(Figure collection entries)
----------------------------------------

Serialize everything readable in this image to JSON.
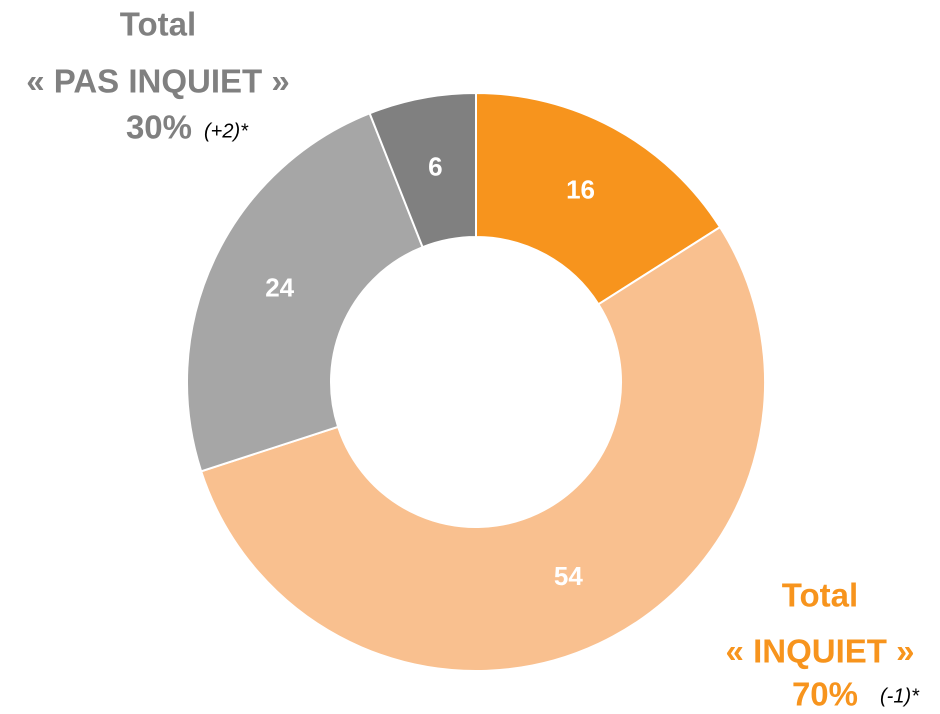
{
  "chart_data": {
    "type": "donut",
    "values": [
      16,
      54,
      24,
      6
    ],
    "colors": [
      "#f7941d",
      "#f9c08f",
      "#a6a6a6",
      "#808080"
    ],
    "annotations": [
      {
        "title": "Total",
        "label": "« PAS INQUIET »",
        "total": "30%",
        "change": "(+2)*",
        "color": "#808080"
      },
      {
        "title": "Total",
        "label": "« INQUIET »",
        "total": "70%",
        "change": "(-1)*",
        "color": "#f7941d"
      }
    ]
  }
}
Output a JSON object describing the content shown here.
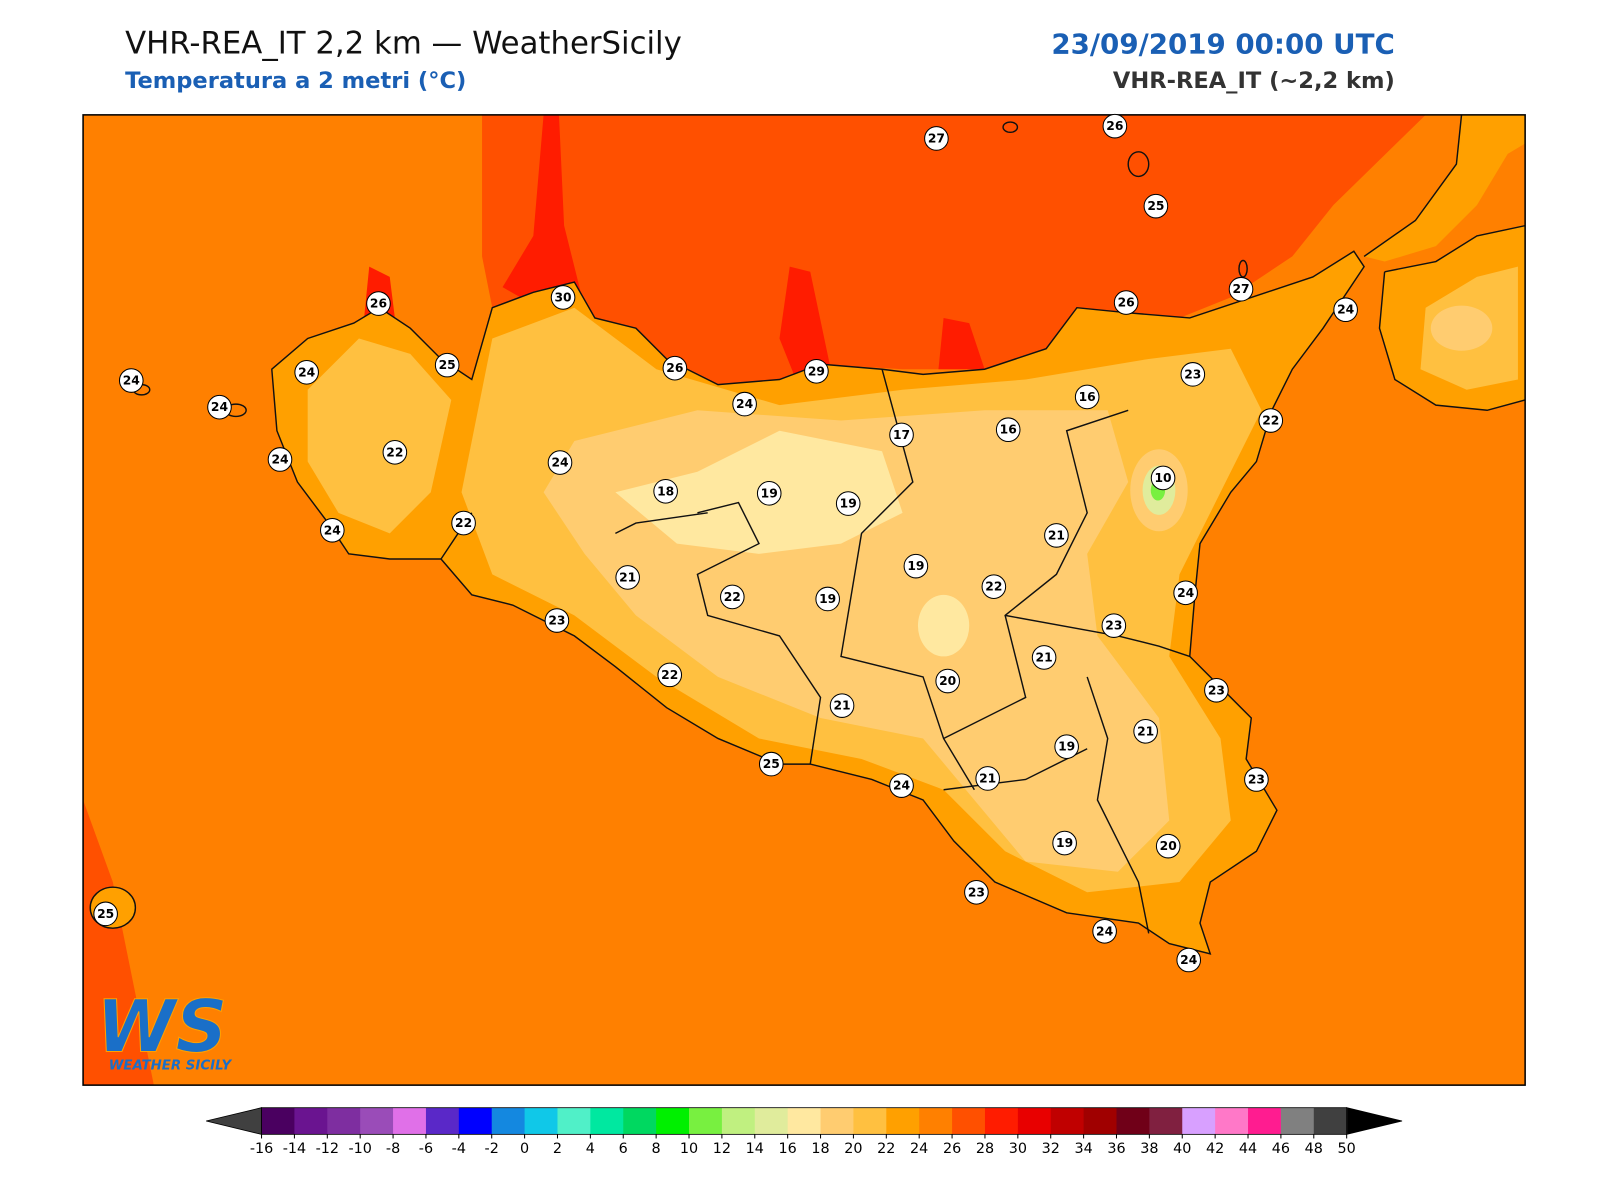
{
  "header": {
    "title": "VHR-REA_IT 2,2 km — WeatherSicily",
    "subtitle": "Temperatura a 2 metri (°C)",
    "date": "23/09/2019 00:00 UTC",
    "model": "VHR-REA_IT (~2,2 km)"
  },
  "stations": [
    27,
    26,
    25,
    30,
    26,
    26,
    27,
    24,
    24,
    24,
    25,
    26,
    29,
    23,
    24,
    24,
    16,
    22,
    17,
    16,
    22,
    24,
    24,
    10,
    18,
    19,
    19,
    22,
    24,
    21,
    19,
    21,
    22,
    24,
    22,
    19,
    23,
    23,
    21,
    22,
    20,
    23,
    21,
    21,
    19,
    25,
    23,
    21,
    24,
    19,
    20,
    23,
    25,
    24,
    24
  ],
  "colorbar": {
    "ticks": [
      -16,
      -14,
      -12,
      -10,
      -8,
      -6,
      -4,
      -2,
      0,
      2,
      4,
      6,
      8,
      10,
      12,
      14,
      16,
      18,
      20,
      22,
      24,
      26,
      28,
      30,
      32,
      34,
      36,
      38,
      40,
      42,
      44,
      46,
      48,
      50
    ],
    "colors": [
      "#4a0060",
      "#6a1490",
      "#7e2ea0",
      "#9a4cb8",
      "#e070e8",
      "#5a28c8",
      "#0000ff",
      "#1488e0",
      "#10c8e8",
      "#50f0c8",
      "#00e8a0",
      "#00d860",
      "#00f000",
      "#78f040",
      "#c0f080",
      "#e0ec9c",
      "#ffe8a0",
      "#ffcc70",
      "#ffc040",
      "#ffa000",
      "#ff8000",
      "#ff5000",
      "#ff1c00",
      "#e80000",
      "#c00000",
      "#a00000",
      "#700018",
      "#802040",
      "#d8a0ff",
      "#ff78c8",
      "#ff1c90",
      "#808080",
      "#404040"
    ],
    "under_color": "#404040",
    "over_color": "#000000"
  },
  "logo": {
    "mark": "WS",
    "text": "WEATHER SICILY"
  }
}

----------------------------------------

STATED GOAL:
Reproduce the material in its entirety and word for word, without the pictures.

WRITTEN RESPONSE:
Serialize everything readable in this image to JSON.
{
  "chart_data": {
    "type": "donut",
    "values": [
      16,
      54,
      24,
      6
    ],
    "colors": [
      "#f7941d",
      "#f9c08f",
      "#a6a6a6",
      "#808080"
    ],
    "annotations": [
      {
        "title": "Total",
        "label": "« PAS INQUIET »",
        "total": "30%",
        "change": "(+2)*",
        "color": "#808080"
      },
      {
        "title": "Total",
        "label": "« INQUIET »",
        "total": "70%",
        "change": "(-1)*",
        "color": "#f7941d"
      }
    ]
  }
}
Output a JSON object describing the content shown here.
{
  "header": {
    "title": "VHR-REA_IT 2,2 km — WeatherSicily",
    "subtitle": "Temperatura a 2 metri (°C)",
    "date": "23/09/2019 00:00 UTC",
    "model": "VHR-REA_IT (~2,2 km)"
  },
  "stations": [
    27,
    26,
    25,
    30,
    26,
    26,
    27,
    24,
    24,
    24,
    25,
    26,
    29,
    23,
    24,
    24,
    16,
    22,
    17,
    16,
    22,
    24,
    24,
    10,
    18,
    19,
    19,
    22,
    24,
    21,
    19,
    21,
    22,
    24,
    22,
    19,
    23,
    23,
    21,
    22,
    20,
    23,
    21,
    21,
    19,
    25,
    23,
    21,
    24,
    19,
    20,
    23,
    25,
    24,
    24
  ],
  "colorbar": {
    "ticks": [
      -16,
      -14,
      -12,
      -10,
      -8,
      -6,
      -4,
      -2,
      0,
      2,
      4,
      6,
      8,
      10,
      12,
      14,
      16,
      18,
      20,
      22,
      24,
      26,
      28,
      30,
      32,
      34,
      36,
      38,
      40,
      42,
      44,
      46,
      48,
      50
    ],
    "colors": [
      "#4a0060",
      "#6a1490",
      "#7e2ea0",
      "#9a4cb8",
      "#e070e8",
      "#5a28c8",
      "#0000ff",
      "#1488e0",
      "#10c8e8",
      "#50f0c8",
      "#00e8a0",
      "#00d860",
      "#00f000",
      "#78f040",
      "#c0f080",
      "#e0ec9c",
      "#ffe8a0",
      "#ffcc70",
      "#ffc040",
      "#ffa000",
      "#ff8000",
      "#ff5000",
      "#ff1c00",
      "#e80000",
      "#c00000",
      "#a00000",
      "#700018",
      "#802040",
      "#d8a0ff",
      "#ff78c8",
      "#ff1c90",
      "#808080",
      "#404040"
    ],
    "under_color": "#404040",
    "over_color": "#000000"
  },
  "logo": {
    "mark": "WS",
    "text": "WEATHER SICILY"
  }
}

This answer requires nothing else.